- [DESCRIPTION OF THE TASK]
Exact reproduction is required for all entries.

- [EXCERPTED RECORDS]

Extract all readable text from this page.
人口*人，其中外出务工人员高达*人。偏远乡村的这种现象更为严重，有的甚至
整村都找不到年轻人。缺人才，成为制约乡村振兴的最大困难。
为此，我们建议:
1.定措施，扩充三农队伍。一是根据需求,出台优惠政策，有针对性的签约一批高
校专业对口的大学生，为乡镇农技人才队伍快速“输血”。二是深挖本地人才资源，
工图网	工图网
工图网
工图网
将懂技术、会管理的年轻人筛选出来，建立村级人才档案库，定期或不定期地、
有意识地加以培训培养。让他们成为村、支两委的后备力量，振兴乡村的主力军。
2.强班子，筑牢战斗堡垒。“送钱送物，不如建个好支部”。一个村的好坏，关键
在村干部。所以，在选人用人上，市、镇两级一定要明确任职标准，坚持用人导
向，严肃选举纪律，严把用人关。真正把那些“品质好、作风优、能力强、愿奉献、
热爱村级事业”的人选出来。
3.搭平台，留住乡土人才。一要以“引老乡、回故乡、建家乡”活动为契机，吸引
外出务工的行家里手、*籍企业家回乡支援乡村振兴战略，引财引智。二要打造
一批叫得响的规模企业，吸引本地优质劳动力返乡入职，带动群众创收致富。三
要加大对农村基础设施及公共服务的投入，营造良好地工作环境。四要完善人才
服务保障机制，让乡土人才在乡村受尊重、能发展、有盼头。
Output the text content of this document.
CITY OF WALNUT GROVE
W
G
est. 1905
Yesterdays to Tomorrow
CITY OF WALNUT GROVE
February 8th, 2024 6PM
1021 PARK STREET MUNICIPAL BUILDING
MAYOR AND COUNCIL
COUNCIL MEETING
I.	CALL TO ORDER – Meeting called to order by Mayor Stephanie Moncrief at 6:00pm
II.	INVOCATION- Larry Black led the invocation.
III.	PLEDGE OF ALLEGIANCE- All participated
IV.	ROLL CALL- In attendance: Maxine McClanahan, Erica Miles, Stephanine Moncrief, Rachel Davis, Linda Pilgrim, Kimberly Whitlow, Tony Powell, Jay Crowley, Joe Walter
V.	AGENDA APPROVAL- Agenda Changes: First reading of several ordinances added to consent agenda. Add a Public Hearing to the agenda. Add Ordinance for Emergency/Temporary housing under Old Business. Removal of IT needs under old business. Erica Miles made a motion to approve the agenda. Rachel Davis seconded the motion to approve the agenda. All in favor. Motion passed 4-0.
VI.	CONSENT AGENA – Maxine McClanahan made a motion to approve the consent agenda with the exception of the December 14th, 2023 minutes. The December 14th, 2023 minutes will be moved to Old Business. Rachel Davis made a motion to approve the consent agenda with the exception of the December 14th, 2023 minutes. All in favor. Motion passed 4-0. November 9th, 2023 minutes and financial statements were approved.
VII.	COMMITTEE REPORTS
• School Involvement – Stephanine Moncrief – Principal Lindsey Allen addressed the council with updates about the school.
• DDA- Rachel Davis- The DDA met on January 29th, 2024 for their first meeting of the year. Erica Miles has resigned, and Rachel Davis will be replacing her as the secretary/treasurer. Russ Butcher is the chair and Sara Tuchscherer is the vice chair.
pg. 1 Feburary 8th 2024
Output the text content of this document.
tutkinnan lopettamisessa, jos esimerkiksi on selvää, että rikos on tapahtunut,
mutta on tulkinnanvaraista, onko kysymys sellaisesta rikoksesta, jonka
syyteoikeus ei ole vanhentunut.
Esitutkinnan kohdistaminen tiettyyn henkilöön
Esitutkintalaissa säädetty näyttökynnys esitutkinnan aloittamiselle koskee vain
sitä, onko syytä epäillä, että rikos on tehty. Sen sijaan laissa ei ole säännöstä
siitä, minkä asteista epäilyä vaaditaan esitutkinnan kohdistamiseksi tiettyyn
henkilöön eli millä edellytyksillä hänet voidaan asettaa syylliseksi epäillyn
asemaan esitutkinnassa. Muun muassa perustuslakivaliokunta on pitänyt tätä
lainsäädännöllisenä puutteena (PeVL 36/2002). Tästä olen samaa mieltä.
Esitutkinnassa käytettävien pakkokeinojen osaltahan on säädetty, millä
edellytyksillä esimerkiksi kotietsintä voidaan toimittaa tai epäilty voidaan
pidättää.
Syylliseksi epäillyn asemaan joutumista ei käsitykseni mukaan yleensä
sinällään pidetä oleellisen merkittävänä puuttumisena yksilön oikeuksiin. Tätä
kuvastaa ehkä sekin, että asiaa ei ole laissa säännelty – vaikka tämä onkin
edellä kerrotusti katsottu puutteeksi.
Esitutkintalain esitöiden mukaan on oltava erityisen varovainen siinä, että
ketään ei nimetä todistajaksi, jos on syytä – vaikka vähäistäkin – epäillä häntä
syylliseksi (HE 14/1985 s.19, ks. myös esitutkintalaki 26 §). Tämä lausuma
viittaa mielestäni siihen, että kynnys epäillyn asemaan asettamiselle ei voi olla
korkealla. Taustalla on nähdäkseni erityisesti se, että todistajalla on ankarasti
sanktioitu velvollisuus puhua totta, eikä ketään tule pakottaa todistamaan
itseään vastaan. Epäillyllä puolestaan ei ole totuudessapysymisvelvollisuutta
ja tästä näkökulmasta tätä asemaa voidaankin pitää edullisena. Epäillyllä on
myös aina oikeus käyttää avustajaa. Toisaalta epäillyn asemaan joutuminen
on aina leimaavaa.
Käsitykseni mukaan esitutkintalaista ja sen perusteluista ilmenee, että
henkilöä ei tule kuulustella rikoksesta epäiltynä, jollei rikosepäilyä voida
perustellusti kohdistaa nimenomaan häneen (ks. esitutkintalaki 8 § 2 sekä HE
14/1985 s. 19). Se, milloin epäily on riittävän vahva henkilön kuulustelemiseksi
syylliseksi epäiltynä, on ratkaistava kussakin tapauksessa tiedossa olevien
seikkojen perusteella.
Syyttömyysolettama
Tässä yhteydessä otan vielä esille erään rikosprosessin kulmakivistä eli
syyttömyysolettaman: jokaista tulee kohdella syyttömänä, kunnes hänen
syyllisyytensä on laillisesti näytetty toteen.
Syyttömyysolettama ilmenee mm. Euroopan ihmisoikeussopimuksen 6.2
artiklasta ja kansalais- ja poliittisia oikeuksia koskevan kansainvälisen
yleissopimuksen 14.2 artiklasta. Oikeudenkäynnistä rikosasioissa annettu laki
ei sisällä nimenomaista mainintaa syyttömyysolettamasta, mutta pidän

- [FINAL RESULT]
Extract all readable text from this page.
人口*人，其中外出务工人员高达*人。偏远乡村的这种现象更为严重，有的甚至
整村都找不到年轻人。缺人才，成为制约乡村振兴的最大困难。
为此，我们建议:
1.定措施，扩充三农队伍。一是根据需求,出台优惠政策，有针对性的签约一批高
校专业对口的大学生，为乡镇农技人才队伍快速“输血”。二是深挖本地人才资源，
工图网	工图网
工图网
工图网
将懂技术、会管理的年轻人筛选出来，建立村级人才档案库，定期或不定期地、
有意识地加以培训培养。让他们成为村、支两委的后备力量，振兴乡村的主力军。
2.强班子，筑牢战斗堡垒。“送钱送物，不如建个好支部”。一个村的好坏，关键
在村干部。所以，在选人用人上，市、镇两级一定要明确任职标准，坚持用人导
向，严肃选举纪律，严把用人关。真正把那些“品质好、作风优、能力强、愿奉献、
热爱村级事业”的人选出来。
3.搭平台，留住乡土人才。一要以“引老乡、回故乡、建家乡”活动为契机，吸引
外出务工的行家里手、*籍企业家回乡支援乡村振兴战略，引财引智。二要打造
一批叫得响的规模企业，吸引本地优质劳动力返乡入职，带动群众创收致富。三
要加大对农村基础设施及公共服务的投入，营造良好地工作环境。四要完善人才
服务保障机制，让乡土人才在乡村受尊重、能发展、有盼头。
Output the text content of this document.
CITY OF WALNUT GROVE
W
G
est. 1905
Yesterdays to Tomorrow
CITY OF WALNUT GROVE
February 8th, 2024 6PM
1021 PARK STREET MUNICIPAL BUILDING
MAYOR AND COUNCIL
COUNCIL MEETING
I.	CALL TO ORDER – Meeting called to order by Mayor Stephanie Moncrief at 6:00pm
II.	INVOCATION- Larry Black led the invocation.
III.	PLEDGE OF ALLEGIANCE- All participated
IV.	ROLL CALL- In attendance: Maxine McClanahan, Erica Miles, Stephanine Moncrief, Rachel Davis, Linda Pilgrim, Kimberly Whitlow, Tony Powell, Jay Crowley, Joe Walter
V.	AGENDA APPROVAL- Agenda Changes: First reading of several ordinances added to consent agenda. Add a Public Hearing to the agenda. Add Ordinance for Emergency/Temporary housing under Old Business. Removal of IT needs under old business. Erica Miles made a motion to approve the agenda. Rachel Davis seconded the motion to approve the agenda. All in favor. Motion passed 4-0.
VI.	CONSENT AGENA – Maxine McClanahan made a motion to approve the consent agenda with the exception of the December 14th, 2023 minutes. The December 14th, 2023 minutes will be moved to Old Business. Rachel Davis made a motion to approve the consent agenda with the exception of the December 14th, 2023 minutes. All in favor. Motion passed 4-0. November 9th, 2023 minutes and financial statements were approved.
VII.	COMMITTEE REPORTS
• School Involvement – Stephanine Moncrief – Principal Lindsey Allen addressed the council with updates about the school.
• DDA- Rachel Davis- The DDA met on January 29th, 2024 for their first meeting of the year. Erica Miles has resigned, and Rachel Davis will be replacing her as the secretary/treasurer. Russ Butcher is the chair and Sara Tuchscherer is the vice chair.
pg. 1 Feburary 8th 2024
Output the text content of this document.
tutkinnan lopettamisessa, jos esimerkiksi on selvää, että rikos on tapahtunut,
mutta on tulkinnanvaraista, onko kysymys sellaisesta rikoksesta, jonka
syyteoikeus ei ole vanhentunut.
Esitutkinnan kohdistaminen tiettyyn henkilöön
Esitutkintalaissa säädetty näyttökynnys esitutkinnan aloittamiselle koskee vain
sitä, onko syytä epäillä, että rikos on tehty. Sen sijaan laissa ei ole säännöstä
siitä, minkä asteista epäilyä vaaditaan esitutkinnan kohdistamiseksi tiettyyn
henkilöön eli millä edellytyksillä hänet voidaan asettaa syylliseksi epäillyn
asemaan esitutkinnassa. Muun muassa perustuslakivaliokunta on pitänyt tätä
lainsäädännöllisenä puutteena (PeVL 36/2002). Tästä olen samaa mieltä.
Esitutkinnassa käytettävien pakkokeinojen osaltahan on säädetty, millä
edellytyksillä esimerkiksi kotietsintä voidaan toimittaa tai epäilty voidaan
pidättää.
Syylliseksi epäillyn asemaan joutumista ei käsitykseni mukaan yleensä
sinällään pidetä oleellisen merkittävänä puuttumisena yksilön oikeuksiin. Tätä
kuvastaa ehkä sekin, että asiaa ei ole laissa säännelty – vaikka tämä onkin
edellä kerrotusti katsottu puutteeksi.
Esitutkintalain esitöiden mukaan on oltava erityisen varovainen siinä, että
ketään ei nimetä todistajaksi, jos on syytä – vaikka vähäistäkin – epäillä häntä
syylliseksi (HE 14/1985 s.19, ks. myös esitutkintalaki 26 §). Tämä lausuma
viittaa mielestäni siihen, että kynnys epäillyn asemaan asettamiselle ei voi olla
korkealla. Taustalla on nähdäkseni erityisesti se, että todistajalla on ankarasti
sanktioitu velvollisuus puhua totta, eikä ketään tule pakottaa todistamaan
itseään vastaan. Epäillyllä puolestaan ei ole totuudessapysymisvelvollisuutta
ja tästä näkökulmasta tätä asemaa voidaankin pitää edullisena. Epäillyllä on
myös aina oikeus käyttää avustajaa. Toisaalta epäillyn asemaan joutuminen
on aina leimaavaa.
Käsitykseni mukaan esitutkintalaista ja sen perusteluista ilmenee, että
henkilöä ei tule kuulustella rikoksesta epäiltynä, jollei rikosepäilyä voida
perustellusti kohdistaa nimenomaan häneen (ks. esitutkintalaki 8 § 2 sekä HE
14/1985 s. 19). Se, milloin epäily on riittävän vahva henkilön kuulustelemiseksi
syylliseksi epäiltynä, on ratkaistava kussakin tapauksessa tiedossa olevien
seikkojen perusteella.
Syyttömyysolettama
Tässä yhteydessä otan vielä esille erään rikosprosessin kulmakivistä eli
syyttömyysolettaman: jokaista tulee kohdella syyttömänä, kunnes hänen
syyllisyytensä on laillisesti näytetty toteen.
Syyttömyysolettama ilmenee mm. Euroopan ihmisoikeussopimuksen 6.2
artiklasta ja kansalais- ja poliittisia oikeuksia koskevan kansainvälisen
yleissopimuksen 14.2 artiklasta. Oikeudenkäynnistä rikosasioissa annettu laki
ei sisällä nimenomaista mainintaa syyttömyysolettamasta, mutta pidän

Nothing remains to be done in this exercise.